Tarefas obrigatórias:
[1] Cite do texto sobre a volta de Lula, mais abaixo, o trecho que vai de "Gustavo Petro, presidente" a "o chefe venezuelano.".
[2] Segundo o texto sobre a volta de Lula, que aparece mais abaixo, qual chefe de Estado foi o primeiro a reagir ao resultado das urnas?

A volta de Lula e o peso da diplomacia presidencial

16 de novembro de 2022

Por Audrey Andrade Gomes, Felipe Teixeira, Gustavo Mendes de Almeida, Henrique Mario de Souza, Júlia Cardoso de Magalhães e Laura do Espírito Santo Silva (Foto: Pedro Gontijo/Senado Federal)

 

Após doze anos do fim de seu primeiro governo (2003-2011), Lula retorna ao Palácio do Planalto com a missão de recolocar o Brasil como protagonista nos principais debates internacionais, sob novas circunstâncias e com a necessidade de dar prioridade à defesa do meio-ambiente e dos direitos humanos

 

A eleição de Lula carrega em si uma série de significados. Tido como o pleito mais importante desde a redemocratização do Brasil, a vitória do petista permite com que a ordem democrática seja mantida no país e, além disso, golpeia fortemente a extrema-direita mundial, que tinha em Jair Bolsonaro um dos seus principais expoentes. Para além dessas questões, a representatividade que Lula possui permite o resgate da imagem internacional do Brasil e um estreitamento das relações que foram deixadas de lado por Michel Temer e Jair Bolsonaro com os países do Sul global e, principalmente, com nossos vizinhos latino-americanos. 

 

Único representante da primeira onda rosa reeleito após o arrefecimento deste acontecimento político, Lula é visto com muito respeito pelos seus pares latino-americanos, sejam eles progressistas, ou, resquícios da onda liberal-conservadora que varreu a região entre 2015 e 2019. Poucos instantes após a confirmação do TSE a respeito da vitória de Lula, a maioria dos chefes de Estado da região já haviam reconhecido e felicitado o presidente eleito, incluindo aqueles que ideologicamente seriam mais próximos de Bolsonaro, como Guillermo Lasso (Equador), Lacalle Pou (Uruguai) e Mário Abdo Benítez (Paraguai). Todos reforçaram a intenção em estreitar os laços com o Brasil, bem como atuar pela preservação da Amazônia – no caso de Lasso -, e a intenção em trabalhar conjuntamente por um Mercosul mais forte, casos de Lacalle Pou e Abdo Benítez. 

 

Gustavo Petro, presidente da Colômbia, foi o primeiro a reagir ao resultado das urnas com uma publicação na sua conta do Twitter, onde escreveu “Viva Lula”. O presidente do Chile, Gabriel Boric, compartilhou uma foto de Lula e escreveu: “Lula. Alegria”. Alberto Fernández, presidente da Argentina e sua vice, Cristina Kirchner, também comemoraram a vitória do presidente eleito e declararam em suas publicações o sentimento de esperança e alegria que esperam agora para a América Latina. Na Venezuela, Nicolás Maduro se pronunciou e celebrou o “triunfo da democracia”. “Comemoramos a vitória do povo brasileiro, que elegeu Lula como seu novo presidente. Viva os povos determinados a serem livres, soberanos e independentes! Hoje no Brasil a democracia triunfou”, disse o chefe venezuelano.

Dados fornecidos:
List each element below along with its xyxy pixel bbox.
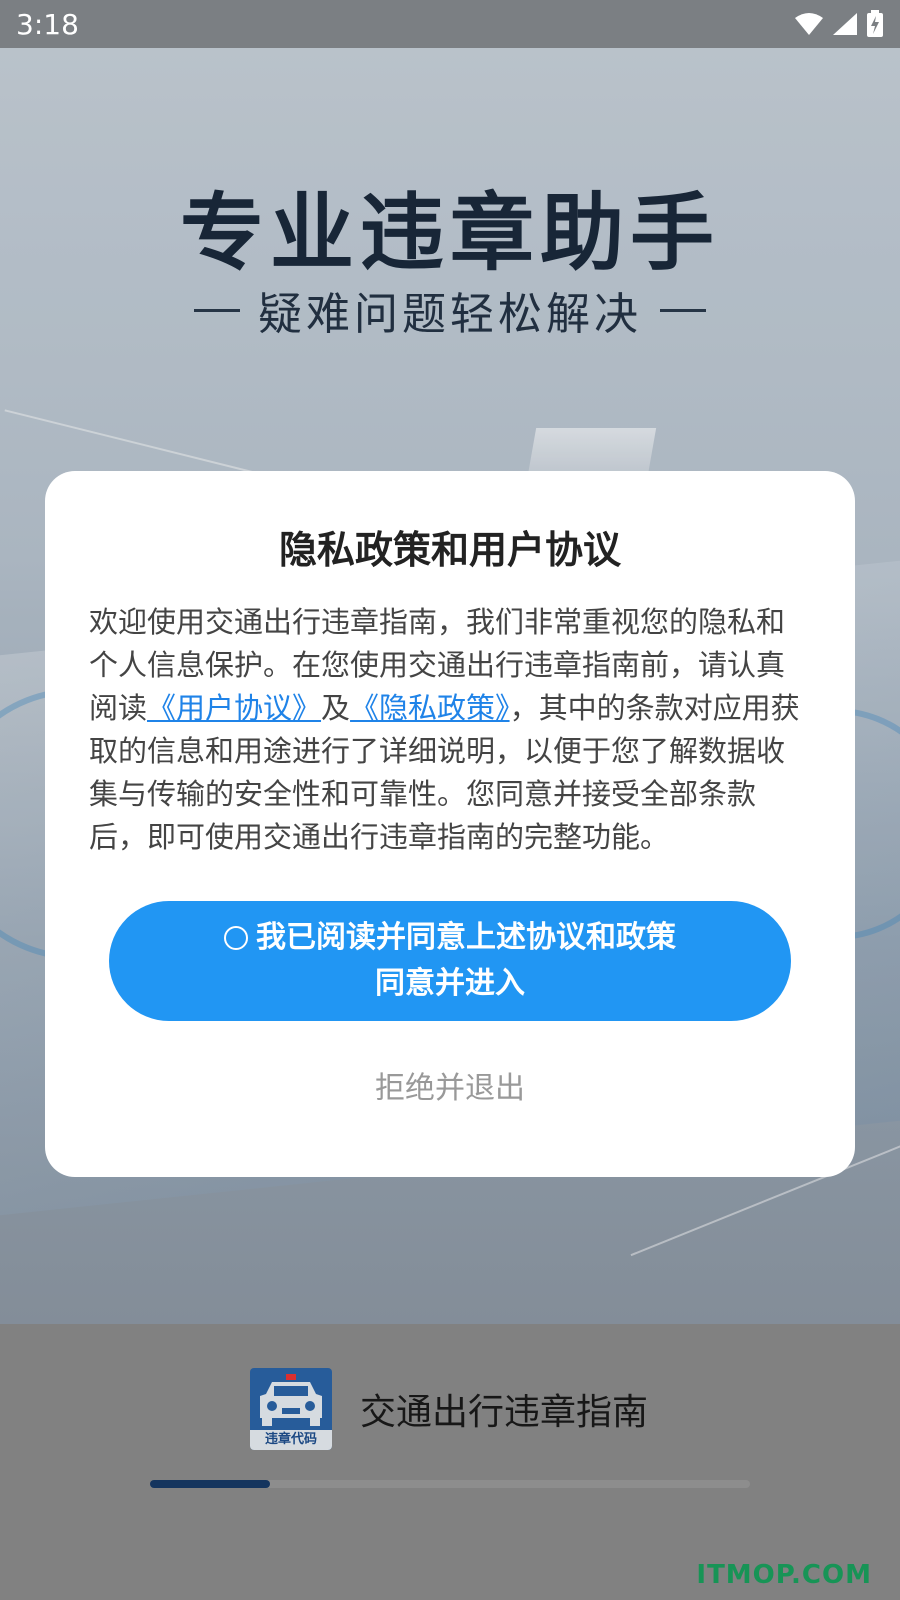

Respostas:
[1]
Gustavo Petro, presidente da Colômbia, foi o primeiro a reagir ao resultado das urnas com uma publicação na sua conta do Twitter, onde escreveu “Viva Lula”. O presidente do Chile, Gabriel Boric, compartilhou uma foto de Lula e escreveu: “Lula. Alegria”. Alberto Fernández, presidente da Argentina e sua vice, Cristina Kirchner, também comemoraram a vitória do presidente eleito e declararam em suas publicações o sentimento de esperança e alegria que esperam agora para a América Latina. Na Venezuela, Nicolás Maduro se pronunciou e celebrou o “triunfo da democracia”. “Comemoramos a vitória do povo brasileiro, que elegeu Lula como seu novo presidente. Viva os povos determinados a serem livres, soberanos e independentes! Hoje no Brasil a democracia triunfou”, disse o chefe venezuelano.

[2] Gustavo Petro, presidente da Colômbia, com uma publicação no Twitter em que escreveu "Viva Lula".